* start *

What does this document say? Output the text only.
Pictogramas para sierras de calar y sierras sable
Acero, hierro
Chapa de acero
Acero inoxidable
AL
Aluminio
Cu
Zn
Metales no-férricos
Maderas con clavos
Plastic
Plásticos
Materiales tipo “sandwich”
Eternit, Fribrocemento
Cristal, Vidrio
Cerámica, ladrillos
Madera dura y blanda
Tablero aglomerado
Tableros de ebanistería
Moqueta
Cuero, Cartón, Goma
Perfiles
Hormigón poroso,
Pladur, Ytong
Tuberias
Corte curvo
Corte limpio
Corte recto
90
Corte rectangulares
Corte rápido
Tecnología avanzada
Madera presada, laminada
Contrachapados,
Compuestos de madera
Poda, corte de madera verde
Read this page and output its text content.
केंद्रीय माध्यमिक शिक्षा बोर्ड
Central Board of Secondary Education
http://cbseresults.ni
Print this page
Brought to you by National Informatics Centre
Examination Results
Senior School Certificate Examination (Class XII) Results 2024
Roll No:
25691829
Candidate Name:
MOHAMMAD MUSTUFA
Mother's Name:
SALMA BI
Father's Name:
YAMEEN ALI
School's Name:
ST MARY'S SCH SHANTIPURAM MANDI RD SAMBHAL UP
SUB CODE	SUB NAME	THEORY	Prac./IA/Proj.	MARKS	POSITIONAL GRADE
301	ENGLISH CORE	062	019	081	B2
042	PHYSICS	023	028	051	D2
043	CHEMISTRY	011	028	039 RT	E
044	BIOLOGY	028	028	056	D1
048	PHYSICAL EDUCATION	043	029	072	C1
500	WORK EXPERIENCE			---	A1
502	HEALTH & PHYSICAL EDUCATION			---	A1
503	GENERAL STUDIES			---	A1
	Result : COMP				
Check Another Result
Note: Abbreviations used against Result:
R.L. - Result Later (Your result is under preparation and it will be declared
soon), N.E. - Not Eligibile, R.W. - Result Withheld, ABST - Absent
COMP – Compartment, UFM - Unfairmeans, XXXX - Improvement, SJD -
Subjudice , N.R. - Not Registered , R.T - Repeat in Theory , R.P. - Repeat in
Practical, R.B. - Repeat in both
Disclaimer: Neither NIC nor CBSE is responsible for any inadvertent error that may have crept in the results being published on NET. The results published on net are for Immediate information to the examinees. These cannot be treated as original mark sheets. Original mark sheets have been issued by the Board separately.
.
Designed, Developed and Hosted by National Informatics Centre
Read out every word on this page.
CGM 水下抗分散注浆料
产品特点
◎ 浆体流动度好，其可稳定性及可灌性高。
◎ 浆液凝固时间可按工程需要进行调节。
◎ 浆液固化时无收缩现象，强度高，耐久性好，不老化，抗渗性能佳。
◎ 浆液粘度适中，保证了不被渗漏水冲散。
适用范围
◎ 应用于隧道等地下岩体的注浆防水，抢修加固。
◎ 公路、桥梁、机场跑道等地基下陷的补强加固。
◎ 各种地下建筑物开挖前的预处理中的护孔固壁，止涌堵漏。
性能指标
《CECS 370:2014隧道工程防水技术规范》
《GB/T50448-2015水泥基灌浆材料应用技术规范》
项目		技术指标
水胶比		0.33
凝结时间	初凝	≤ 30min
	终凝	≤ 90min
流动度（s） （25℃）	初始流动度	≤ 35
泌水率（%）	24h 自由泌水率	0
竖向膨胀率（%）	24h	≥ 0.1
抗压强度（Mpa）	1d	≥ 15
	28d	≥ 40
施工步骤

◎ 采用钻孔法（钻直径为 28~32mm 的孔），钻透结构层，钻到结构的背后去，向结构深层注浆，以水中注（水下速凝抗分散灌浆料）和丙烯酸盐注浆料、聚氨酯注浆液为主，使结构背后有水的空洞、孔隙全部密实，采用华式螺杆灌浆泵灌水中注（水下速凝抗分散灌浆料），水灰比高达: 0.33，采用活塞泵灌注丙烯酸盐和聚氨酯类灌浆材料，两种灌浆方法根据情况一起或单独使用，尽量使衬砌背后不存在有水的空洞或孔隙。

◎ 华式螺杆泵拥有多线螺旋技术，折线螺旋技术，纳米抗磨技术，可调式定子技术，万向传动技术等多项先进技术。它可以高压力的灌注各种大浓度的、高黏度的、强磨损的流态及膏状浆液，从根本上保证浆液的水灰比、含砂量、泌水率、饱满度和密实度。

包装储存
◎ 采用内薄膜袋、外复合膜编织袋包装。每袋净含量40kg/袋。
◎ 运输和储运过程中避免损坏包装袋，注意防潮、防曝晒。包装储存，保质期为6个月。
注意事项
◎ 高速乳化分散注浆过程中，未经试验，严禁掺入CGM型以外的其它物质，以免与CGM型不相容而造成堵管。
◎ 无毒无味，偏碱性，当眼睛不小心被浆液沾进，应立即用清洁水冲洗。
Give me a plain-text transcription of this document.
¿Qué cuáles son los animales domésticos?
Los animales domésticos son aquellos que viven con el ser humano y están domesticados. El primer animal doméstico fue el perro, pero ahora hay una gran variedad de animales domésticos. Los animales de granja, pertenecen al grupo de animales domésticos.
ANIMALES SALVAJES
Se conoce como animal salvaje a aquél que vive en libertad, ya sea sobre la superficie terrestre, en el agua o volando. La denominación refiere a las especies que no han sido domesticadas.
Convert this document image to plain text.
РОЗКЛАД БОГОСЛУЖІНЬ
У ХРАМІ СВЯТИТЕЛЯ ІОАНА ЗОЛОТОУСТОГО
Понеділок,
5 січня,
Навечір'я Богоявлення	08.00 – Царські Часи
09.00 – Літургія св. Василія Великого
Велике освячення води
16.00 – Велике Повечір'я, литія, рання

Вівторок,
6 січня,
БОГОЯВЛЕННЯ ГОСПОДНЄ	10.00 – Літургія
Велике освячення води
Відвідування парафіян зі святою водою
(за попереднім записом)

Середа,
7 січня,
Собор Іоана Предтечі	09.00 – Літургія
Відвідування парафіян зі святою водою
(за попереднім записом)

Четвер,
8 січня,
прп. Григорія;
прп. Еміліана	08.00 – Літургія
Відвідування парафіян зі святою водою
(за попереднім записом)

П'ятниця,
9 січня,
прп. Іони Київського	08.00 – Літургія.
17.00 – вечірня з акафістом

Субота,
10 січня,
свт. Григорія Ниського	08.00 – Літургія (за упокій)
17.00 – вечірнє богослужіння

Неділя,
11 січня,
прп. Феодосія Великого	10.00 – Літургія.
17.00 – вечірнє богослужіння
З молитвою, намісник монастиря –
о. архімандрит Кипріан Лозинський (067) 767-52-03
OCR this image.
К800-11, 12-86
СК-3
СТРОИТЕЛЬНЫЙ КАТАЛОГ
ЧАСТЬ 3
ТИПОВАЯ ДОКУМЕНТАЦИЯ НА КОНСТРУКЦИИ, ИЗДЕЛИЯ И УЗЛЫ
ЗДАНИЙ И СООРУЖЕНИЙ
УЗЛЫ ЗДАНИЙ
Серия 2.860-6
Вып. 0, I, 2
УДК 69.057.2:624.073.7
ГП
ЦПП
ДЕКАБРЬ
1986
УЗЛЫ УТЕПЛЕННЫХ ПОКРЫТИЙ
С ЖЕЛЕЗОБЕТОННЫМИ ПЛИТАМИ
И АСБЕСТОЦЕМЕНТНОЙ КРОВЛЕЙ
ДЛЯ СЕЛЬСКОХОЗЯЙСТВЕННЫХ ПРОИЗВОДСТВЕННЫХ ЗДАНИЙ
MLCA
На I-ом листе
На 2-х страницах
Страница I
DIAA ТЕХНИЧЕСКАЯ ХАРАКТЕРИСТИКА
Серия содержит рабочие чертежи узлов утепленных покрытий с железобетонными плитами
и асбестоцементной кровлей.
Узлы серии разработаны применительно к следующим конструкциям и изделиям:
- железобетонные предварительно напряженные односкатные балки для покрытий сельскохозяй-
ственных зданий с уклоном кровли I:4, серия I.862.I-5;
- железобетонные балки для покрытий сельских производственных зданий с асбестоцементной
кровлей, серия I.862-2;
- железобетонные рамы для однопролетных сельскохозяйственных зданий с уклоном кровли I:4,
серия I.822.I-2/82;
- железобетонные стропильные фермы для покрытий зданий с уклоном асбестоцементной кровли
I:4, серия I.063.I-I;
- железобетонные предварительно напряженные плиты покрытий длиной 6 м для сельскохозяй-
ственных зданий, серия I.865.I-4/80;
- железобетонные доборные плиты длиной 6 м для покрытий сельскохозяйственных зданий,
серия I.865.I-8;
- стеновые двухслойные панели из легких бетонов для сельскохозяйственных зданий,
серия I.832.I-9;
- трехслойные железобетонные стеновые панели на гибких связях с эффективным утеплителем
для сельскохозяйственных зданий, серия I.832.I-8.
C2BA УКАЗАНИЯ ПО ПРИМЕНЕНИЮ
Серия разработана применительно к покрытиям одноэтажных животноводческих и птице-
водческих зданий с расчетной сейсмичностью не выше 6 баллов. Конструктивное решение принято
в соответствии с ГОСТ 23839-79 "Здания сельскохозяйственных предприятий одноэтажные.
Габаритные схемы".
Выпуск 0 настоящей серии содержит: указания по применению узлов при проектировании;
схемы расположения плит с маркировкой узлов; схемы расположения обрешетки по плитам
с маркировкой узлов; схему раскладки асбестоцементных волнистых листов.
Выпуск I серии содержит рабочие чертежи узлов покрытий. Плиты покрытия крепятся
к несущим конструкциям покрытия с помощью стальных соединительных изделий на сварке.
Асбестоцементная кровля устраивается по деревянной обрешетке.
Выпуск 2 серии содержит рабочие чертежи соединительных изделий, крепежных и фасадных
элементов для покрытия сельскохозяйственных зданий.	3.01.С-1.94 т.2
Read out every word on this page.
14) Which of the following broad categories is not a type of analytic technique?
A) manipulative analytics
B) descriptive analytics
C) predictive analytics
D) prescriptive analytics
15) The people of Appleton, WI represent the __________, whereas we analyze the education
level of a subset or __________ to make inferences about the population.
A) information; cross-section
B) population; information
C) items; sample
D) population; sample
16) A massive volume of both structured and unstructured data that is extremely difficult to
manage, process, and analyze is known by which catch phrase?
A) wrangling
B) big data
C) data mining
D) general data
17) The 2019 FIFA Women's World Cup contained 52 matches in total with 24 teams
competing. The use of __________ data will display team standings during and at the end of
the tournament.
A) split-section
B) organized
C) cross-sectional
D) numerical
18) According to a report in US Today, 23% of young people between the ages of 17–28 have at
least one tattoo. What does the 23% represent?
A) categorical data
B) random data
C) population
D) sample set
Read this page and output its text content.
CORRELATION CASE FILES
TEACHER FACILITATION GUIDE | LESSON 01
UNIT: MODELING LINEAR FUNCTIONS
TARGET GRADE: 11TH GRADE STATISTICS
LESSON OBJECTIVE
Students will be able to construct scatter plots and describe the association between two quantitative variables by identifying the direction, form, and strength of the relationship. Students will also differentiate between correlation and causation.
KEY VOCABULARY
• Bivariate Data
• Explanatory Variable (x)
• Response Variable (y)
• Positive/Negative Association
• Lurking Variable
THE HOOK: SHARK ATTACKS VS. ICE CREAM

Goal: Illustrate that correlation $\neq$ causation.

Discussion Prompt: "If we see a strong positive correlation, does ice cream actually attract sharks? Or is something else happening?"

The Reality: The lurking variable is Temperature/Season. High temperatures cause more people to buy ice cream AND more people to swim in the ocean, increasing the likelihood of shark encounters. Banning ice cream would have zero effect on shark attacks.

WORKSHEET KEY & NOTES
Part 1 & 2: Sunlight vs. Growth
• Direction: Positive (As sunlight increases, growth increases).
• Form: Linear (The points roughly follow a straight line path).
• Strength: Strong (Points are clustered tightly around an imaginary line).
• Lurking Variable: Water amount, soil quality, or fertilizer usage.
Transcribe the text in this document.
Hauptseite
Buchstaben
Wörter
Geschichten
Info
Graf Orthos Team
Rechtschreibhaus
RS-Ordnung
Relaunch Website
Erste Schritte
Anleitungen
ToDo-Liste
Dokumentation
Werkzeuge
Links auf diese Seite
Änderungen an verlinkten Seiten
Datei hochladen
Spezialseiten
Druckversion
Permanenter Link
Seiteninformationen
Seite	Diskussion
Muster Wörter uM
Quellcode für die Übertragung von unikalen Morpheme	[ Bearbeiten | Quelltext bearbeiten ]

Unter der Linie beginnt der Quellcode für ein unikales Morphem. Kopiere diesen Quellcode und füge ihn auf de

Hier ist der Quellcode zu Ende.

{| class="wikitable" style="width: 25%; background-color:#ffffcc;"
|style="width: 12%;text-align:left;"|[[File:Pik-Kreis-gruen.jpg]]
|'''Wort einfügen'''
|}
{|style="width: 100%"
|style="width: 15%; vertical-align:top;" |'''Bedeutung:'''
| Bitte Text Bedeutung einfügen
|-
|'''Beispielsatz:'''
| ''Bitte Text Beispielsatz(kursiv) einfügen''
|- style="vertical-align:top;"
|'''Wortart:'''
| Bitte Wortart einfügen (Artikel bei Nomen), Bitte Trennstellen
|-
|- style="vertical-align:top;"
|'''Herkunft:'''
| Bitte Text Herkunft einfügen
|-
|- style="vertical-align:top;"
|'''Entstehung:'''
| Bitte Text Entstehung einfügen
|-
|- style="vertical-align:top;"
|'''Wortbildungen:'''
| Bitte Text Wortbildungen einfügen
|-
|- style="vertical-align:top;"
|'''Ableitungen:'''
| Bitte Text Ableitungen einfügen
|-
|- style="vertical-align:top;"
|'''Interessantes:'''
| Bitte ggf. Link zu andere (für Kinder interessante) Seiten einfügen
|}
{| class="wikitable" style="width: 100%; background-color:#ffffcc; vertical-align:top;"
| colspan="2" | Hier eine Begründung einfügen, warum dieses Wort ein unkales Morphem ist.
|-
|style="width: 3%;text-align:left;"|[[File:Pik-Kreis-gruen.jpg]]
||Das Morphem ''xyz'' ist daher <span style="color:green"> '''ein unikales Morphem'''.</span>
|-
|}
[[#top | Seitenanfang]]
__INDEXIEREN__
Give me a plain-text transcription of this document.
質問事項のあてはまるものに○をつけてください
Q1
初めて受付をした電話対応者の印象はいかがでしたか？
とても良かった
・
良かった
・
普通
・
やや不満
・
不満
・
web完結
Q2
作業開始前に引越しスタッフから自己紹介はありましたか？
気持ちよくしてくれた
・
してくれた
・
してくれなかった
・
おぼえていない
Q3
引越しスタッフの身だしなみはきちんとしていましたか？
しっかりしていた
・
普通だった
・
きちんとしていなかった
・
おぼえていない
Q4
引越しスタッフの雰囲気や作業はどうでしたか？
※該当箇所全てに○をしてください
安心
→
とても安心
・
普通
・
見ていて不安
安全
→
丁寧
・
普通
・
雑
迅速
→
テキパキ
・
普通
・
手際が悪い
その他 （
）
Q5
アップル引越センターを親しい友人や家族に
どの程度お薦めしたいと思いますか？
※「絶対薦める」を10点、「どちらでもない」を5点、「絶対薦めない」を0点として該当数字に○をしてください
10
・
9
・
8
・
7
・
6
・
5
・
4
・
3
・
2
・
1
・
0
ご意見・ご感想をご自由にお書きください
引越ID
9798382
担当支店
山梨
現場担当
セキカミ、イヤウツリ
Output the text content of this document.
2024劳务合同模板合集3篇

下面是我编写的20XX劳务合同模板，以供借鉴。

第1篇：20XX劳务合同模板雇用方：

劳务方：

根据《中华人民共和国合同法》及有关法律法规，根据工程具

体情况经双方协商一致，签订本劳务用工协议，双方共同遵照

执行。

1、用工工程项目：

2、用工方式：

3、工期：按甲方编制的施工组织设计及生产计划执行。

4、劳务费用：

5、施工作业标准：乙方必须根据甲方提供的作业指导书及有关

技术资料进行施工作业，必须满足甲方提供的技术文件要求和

* end *

GIVEN PROBLEM: Where a line of the data holds "Beispielsatz", show that line.

WORKED SOLUTION:
|'''Beispielsatz:'''
| ''Bitte Text Beispielsatz(kursiv) einfügen''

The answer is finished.